Exercise goal
Report, as a bare number, how many lines hold "RunMyFlow".

Collected data
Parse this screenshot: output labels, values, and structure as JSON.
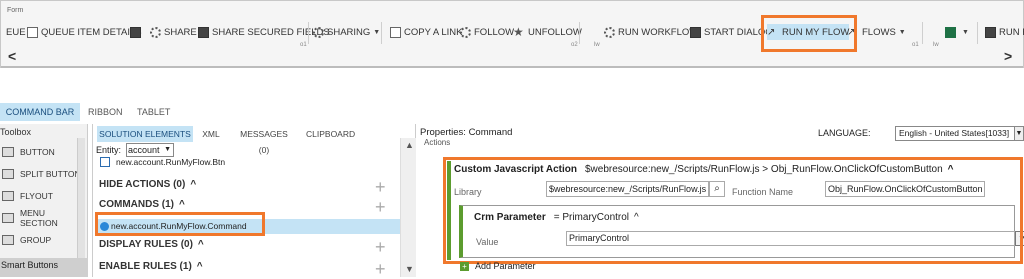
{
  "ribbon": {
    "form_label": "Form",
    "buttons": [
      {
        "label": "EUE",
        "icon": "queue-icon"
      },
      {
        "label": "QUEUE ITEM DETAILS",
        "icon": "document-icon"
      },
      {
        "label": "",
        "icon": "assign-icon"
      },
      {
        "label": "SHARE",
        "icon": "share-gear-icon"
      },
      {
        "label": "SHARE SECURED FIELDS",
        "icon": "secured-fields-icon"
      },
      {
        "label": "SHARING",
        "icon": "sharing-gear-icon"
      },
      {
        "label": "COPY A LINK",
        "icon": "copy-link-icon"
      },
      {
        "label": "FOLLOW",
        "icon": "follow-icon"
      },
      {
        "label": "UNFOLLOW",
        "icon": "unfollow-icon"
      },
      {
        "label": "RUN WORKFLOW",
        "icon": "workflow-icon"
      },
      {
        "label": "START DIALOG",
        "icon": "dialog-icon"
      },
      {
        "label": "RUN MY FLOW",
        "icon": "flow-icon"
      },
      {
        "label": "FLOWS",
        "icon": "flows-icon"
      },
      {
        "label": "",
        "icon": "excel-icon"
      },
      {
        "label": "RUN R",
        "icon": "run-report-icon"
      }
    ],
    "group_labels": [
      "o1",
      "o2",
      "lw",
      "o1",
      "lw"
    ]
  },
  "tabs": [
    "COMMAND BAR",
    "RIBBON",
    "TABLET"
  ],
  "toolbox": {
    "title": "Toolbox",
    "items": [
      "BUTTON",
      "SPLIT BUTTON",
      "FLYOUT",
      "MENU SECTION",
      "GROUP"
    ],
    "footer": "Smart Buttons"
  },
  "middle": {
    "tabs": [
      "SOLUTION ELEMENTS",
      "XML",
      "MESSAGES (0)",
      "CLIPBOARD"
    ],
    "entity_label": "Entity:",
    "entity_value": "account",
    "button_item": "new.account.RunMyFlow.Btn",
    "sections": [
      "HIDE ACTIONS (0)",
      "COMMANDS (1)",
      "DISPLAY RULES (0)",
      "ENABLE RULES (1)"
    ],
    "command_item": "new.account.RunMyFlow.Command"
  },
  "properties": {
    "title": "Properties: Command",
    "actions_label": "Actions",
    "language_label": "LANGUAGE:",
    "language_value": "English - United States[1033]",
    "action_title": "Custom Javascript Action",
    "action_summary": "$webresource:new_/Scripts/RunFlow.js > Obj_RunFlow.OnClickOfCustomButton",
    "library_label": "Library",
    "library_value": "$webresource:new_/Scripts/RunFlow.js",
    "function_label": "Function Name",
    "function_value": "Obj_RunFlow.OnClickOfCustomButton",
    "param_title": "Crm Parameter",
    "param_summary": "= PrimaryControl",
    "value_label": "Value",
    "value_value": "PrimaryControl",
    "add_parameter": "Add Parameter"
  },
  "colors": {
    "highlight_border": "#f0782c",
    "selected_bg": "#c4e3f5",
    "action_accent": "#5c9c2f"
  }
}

Complete response
2